_Exercise_
Quote all of the material below word for word, leaving out the pictures.

_Image layout annotations_
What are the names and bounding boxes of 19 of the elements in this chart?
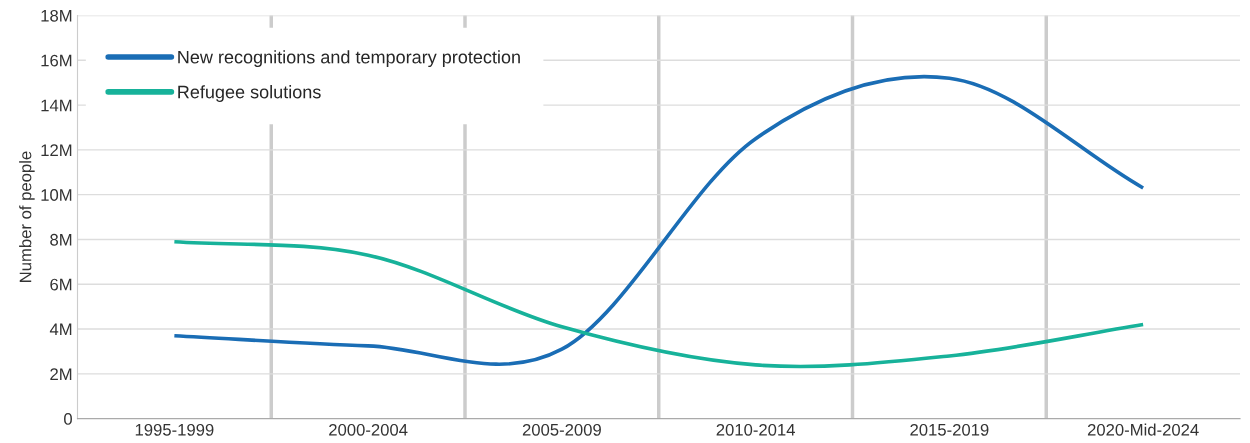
x-tick-label: 2020-Mid-2024 (1087, 423, 1199, 436)
y-axis-title: Number of people (19, 151, 35, 282)
y-tick-label: 10M (41, 189, 72, 201)
x-tick-label: 2005-2009 (522, 423, 601, 436)
y-tick-label: 0 (64, 413, 72, 425)
y-tick-label: 8M (50, 233, 72, 246)
legend-label: New recognitions and temporary protection (178, 50, 520, 68)
y-tick-label: 4M (49, 323, 72, 336)
y-tick-label: 6M (50, 278, 72, 291)
x-tick-label: 1995-1999 (135, 423, 214, 436)
x-tick-label: 2000-2004 (329, 423, 408, 436)
y-tick-label: 12M (41, 144, 72, 156)
y-tick-label: 14M (41, 99, 72, 112)
x-tick-label: 2010-2014 (716, 423, 795, 436)
legend-label: Refugee solutions (178, 85, 321, 102)
y-tick-label: 2M (50, 368, 72, 380)
y-tick-label: 18M (41, 9, 72, 22)
y-tick-label: 16M (41, 54, 72, 67)
x-tick-label: 2015-2019 (910, 423, 989, 436)
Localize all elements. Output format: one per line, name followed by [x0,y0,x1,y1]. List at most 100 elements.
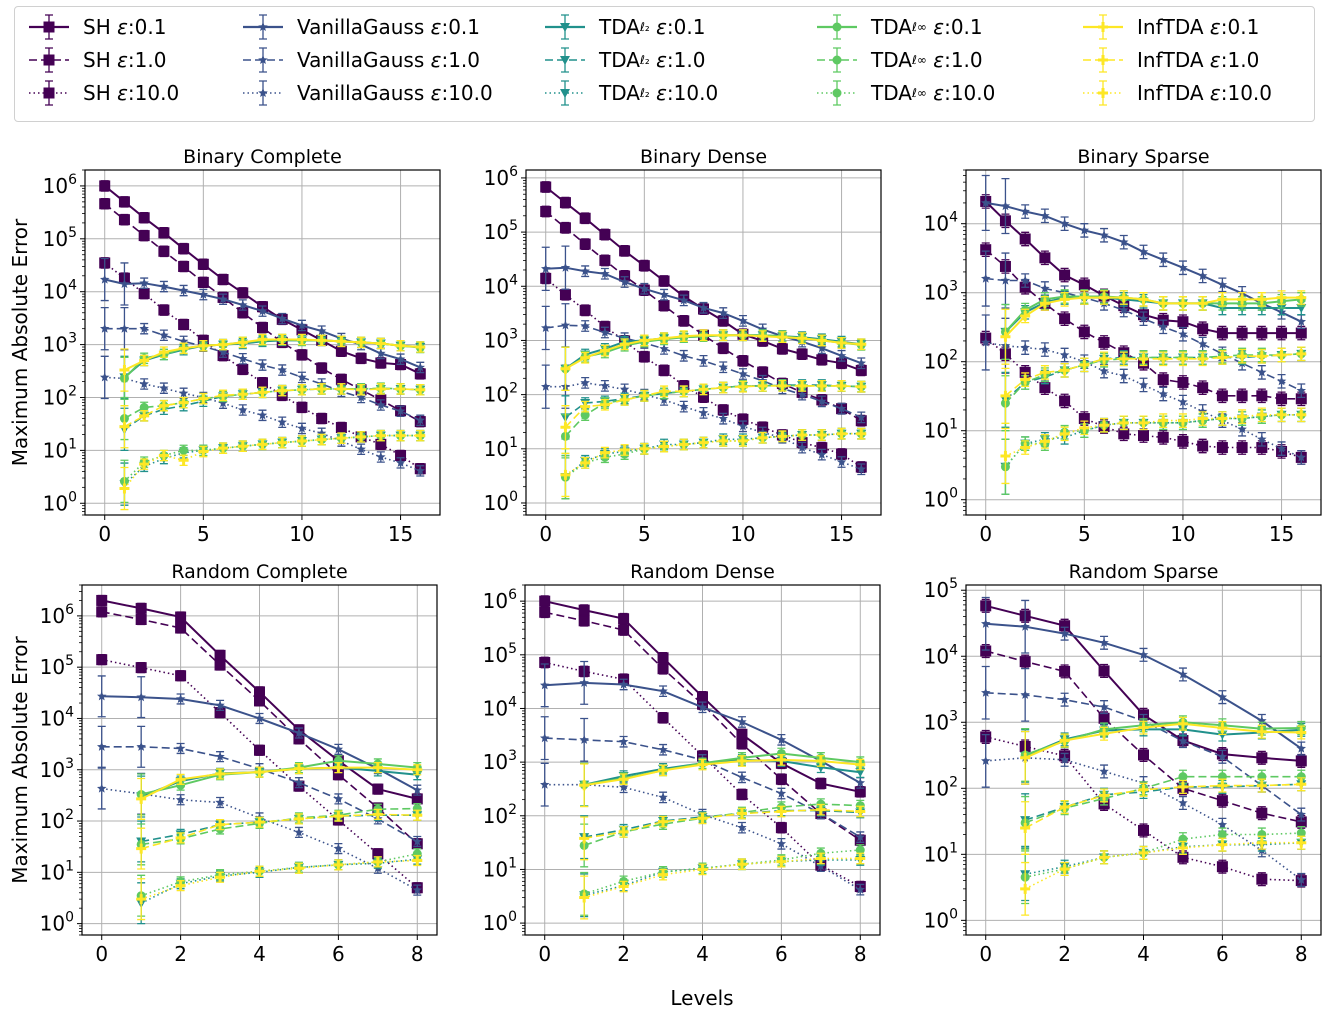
series-line [140,813,418,850]
data-point [1138,824,1149,836]
data-point [159,383,169,393]
legend-epsilon: ε: [933,15,951,39]
data-point [578,604,590,616]
data-point [776,754,787,765]
data-point [215,797,225,807]
data-point [99,198,111,210]
data-point [1217,413,1228,424]
series-inf-eps-1.0 [560,379,867,450]
data-point [540,205,552,217]
y-tick-label: 102 [484,381,518,407]
legend-item: InfTDA ε: 10.0 [1081,78,1272,108]
data-point [1197,270,1208,280]
legend-method: TDA [599,48,640,72]
data-point [335,422,347,434]
legend-eps-value: 1.0 [134,48,167,72]
data-point [698,384,709,395]
data-point [336,336,347,347]
data-point [1236,390,1248,402]
data-point [316,383,327,394]
data-point [1197,382,1209,394]
data-point [1296,809,1306,819]
y-tick-label: 102 [483,802,517,828]
legend-subscript: ℓ∞ [911,20,927,34]
data-point [139,355,150,366]
data-point [355,352,367,364]
y-tick-label: 105 [43,225,77,251]
data-point [1216,390,1228,402]
data-point [215,768,226,779]
y-tick-label: 104 [40,704,74,730]
x-tick-label: 15 [1269,522,1294,546]
data-point [1217,294,1228,305]
data-point [1158,389,1168,399]
legend-line-sample [243,47,283,73]
data-point [541,323,551,332]
data-point [1020,823,1031,834]
data-point [639,443,650,454]
data-point [1296,348,1307,359]
legend-marker-star [258,55,268,64]
data-point [1119,305,1129,315]
data-point [600,380,610,390]
data-point [1059,863,1070,874]
legend-marker-square [43,54,55,66]
data-point [277,437,288,448]
legend-line-sample [817,14,857,40]
data-point [159,281,169,291]
data-point [335,373,347,385]
data-point [777,380,788,391]
data-point [175,694,186,703]
series-line [123,434,421,482]
legend-subscript: ℓ₂ [639,20,650,34]
data-point [217,274,229,286]
data-point [658,744,668,754]
data-point [139,410,150,421]
legend-marker-circle [832,22,842,32]
legend-subscript: ℓ₂ [639,86,650,100]
data-point [1296,779,1307,790]
legend-item: VanillaGauss ε: 1.0 [241,45,480,75]
data-point [1099,353,1110,364]
data-point [600,327,610,337]
data-point [139,379,149,388]
data-point [1177,415,1188,426]
y-tick-label: 104 [924,642,958,668]
legend-epsilon: ε: [117,15,135,39]
legend-eps-value: 1.0 [448,48,480,72]
data-point [855,806,866,817]
data-point [215,819,226,830]
data-point [855,832,865,842]
y-tick-label: 101 [40,858,74,884]
data-point [118,214,130,226]
legend-marker-plus [1098,22,1108,32]
data-point [376,452,386,461]
y-tick-label: 100 [924,906,958,932]
data-point [1099,420,1110,431]
series-line [101,787,418,891]
legend-method: InfTDA [1137,81,1204,105]
data-point [1217,730,1228,740]
data-point [836,428,847,439]
data-point [1178,772,1188,782]
data-point [1177,842,1188,853]
data-point [1256,837,1267,848]
plot-area [980,596,1307,916]
data-point [836,350,847,360]
data-point [599,399,610,410]
x-tick-label: 5 [638,522,651,546]
data-point [1178,397,1188,407]
legend-eps-value: 10.0 [134,81,180,105]
data-point [218,347,228,357]
x-tick-label: 8 [1295,942,1308,966]
data-point [1276,443,1287,453]
data-point [294,728,304,738]
legend-item: TDA ℓ₂ ε: 10.0 [543,78,718,108]
data-point [1119,371,1129,381]
data-point [1019,233,1031,245]
x-tick-label: 0 [538,942,551,966]
data-point [776,748,786,758]
data-point [1217,829,1227,839]
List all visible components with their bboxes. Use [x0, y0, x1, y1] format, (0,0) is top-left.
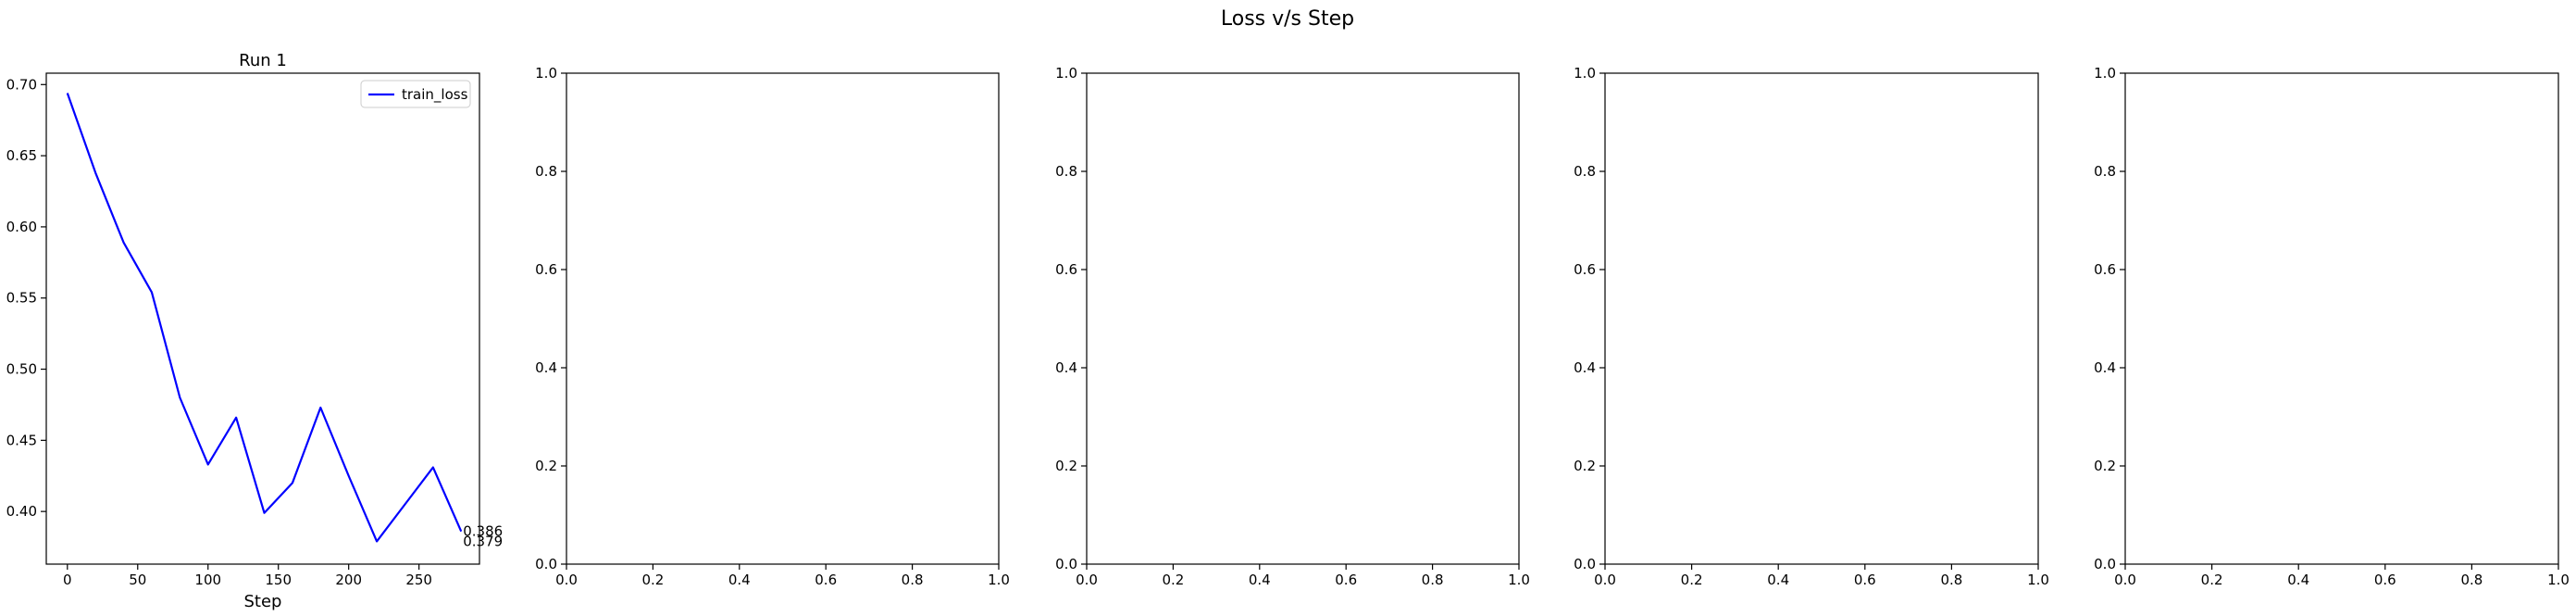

_Completed exercise_
What are the names and bounding boxes of 19 of the elements in this chart?
x-tick-label: 2020-Mid-2024 (1087, 423, 1199, 436)
y-axis-title: Number of people (19, 151, 35, 282)
y-tick-label: 10M (41, 189, 72, 201)
x-tick-label: 2005-2009 (522, 423, 601, 436)
y-tick-label: 0 (64, 413, 72, 425)
y-tick-label: 8M (50, 233, 72, 246)
legend-label: New recognitions and temporary protection (178, 50, 520, 68)
y-tick-label: 4M (49, 323, 72, 336)
y-tick-label: 6M (50, 278, 72, 291)
x-tick-label: 1995-1999 (135, 423, 214, 436)
x-tick-label: 2000-2004 (329, 423, 408, 436)
y-tick-label: 12M (41, 144, 72, 156)
y-tick-label: 14M (41, 99, 72, 112)
x-tick-label: 2010-2014 (716, 423, 795, 436)
legend-label: Refugee solutions (178, 85, 321, 102)
y-tick-label: 2M (50, 368, 72, 380)
y-tick-label: 18M (41, 9, 72, 22)
y-tick-label: 16M (41, 54, 72, 67)
x-tick-label: 2015-2019 (910, 423, 989, 436)
Localize all elements. Output format: one per line, name followed by [x0,y0,x1,y1]. List at most 100 elements.
series-line [140,813,418,850]
data-point [1138,824,1149,836]
data-point [159,383,169,393]
legend-epsilon: ε: [933,15,951,39]
data-point [578,604,590,616]
data-point [776,754,787,765]
data-point [215,797,225,807]
data-point [99,198,111,210]
data-point [1217,413,1228,424]
series-inf-eps-1.0 [560,379,867,450]
data-point [540,205,552,217]
y-tick-label: 102 [484,381,518,407]
legend-item: InfTDA ε: 10.0 [1081,78,1272,108]
data-point [1197,270,1208,280]
legend-method: TDA [599,48,640,72]
data-point [335,422,347,434]
legend-eps-value: 1.0 [134,48,167,72]
data-point [698,384,709,395]
data-point [336,336,347,347]
data-point [1236,390,1248,402]
data-point [316,383,327,394]
data-point [1197,382,1209,394]
data-point [1296,809,1306,819]
y-tick-label: 102 [483,802,517,828]
legend-subscript: ℓ∞ [911,20,927,34]
data-point [139,355,150,366]
data-point [355,352,367,364]
y-tick-label: 105 [43,225,77,251]
data-point [1216,390,1228,402]
data-point [215,768,226,779]
y-tick-label: 104 [40,704,74,730]
x-tick-label: 15 [1269,522,1294,546]
data-point [1217,294,1228,305]
data-point [1158,389,1168,399]
legend-line-sample [243,47,283,73]
data-point [541,323,551,332]
data-point [1020,823,1031,834]
data-point [639,443,650,454]
data-point [1296,348,1307,359]
legend-marker-star [258,55,268,64]
data-point [1119,305,1129,315]
data-point [600,380,610,390]
data-point [1059,863,1070,874]
legend-marker-square [43,54,55,66]
data-point [277,437,288,448]
legend-line-sample [817,14,857,40]
data-point [159,281,169,291]
data-point [335,373,347,385]
data-point [777,380,788,391]
data-point [175,694,186,703]
series-line [123,434,421,482]
legend-subscript: ℓ₂ [639,20,650,34]
data-point [217,274,229,286]
data-point [658,744,668,754]
data-point [139,410,150,421]
legend-marker-circle [832,22,842,32]
legend-subscript: ℓ₂ [639,86,650,100]
data-point [1296,779,1307,790]
legend-item: VanillaGauss ε: 1.0 [241,45,480,75]
data-point [1099,353,1110,364]
data-point [600,327,610,337]
data-point [139,379,149,388]
data-point [1177,415,1188,426]
y-tick-label: 104 [924,642,958,668]
legend-epsilon: ε: [117,15,135,39]
legend-eps-value: 1.0 [448,48,480,72]
data-point [855,806,866,817]
data-point [215,819,226,830]
data-point [855,832,865,842]
y-tick-label: 101 [40,858,74,884]
data-point [118,214,130,226]
legend-marker-plus [1098,22,1108,32]
data-point [376,452,386,461]
y-tick-label: 100 [924,906,958,932]
data-point [1099,420,1110,431]
series-line [101,787,418,891]
legend-method: InfTDA [1137,81,1204,105]
data-point [1217,730,1228,740]
data-point [836,428,847,439]
data-point [1178,772,1188,782]
data-point [1177,842,1188,853]
data-point [1256,837,1267,848]
plot-area [980,596,1307,916]
data-point [836,350,847,360]
data-point [599,399,610,410]
x-tick-label: 5 [638,522,651,546]
data-point [1178,397,1188,407]
legend-eps-value: 10.0 [134,81,180,105]
data-point [218,347,228,357]
x-tick-label: 8 [1295,942,1308,966]
data-point [1276,443,1287,453]
data-point [294,728,304,738]
legend-item: TDA ℓ₂ ε: 10.0 [543,78,718,108]
data-point [1119,371,1129,381]
data-point [1019,233,1031,245]
x-tick-label: 0 [538,942,551,966]
data-point [776,748,786,758]
data-point [1217,829,1227,839]
List all visible components with their bboxes. Use [x0, y0, x1, y1] format, (0,0) is top-left.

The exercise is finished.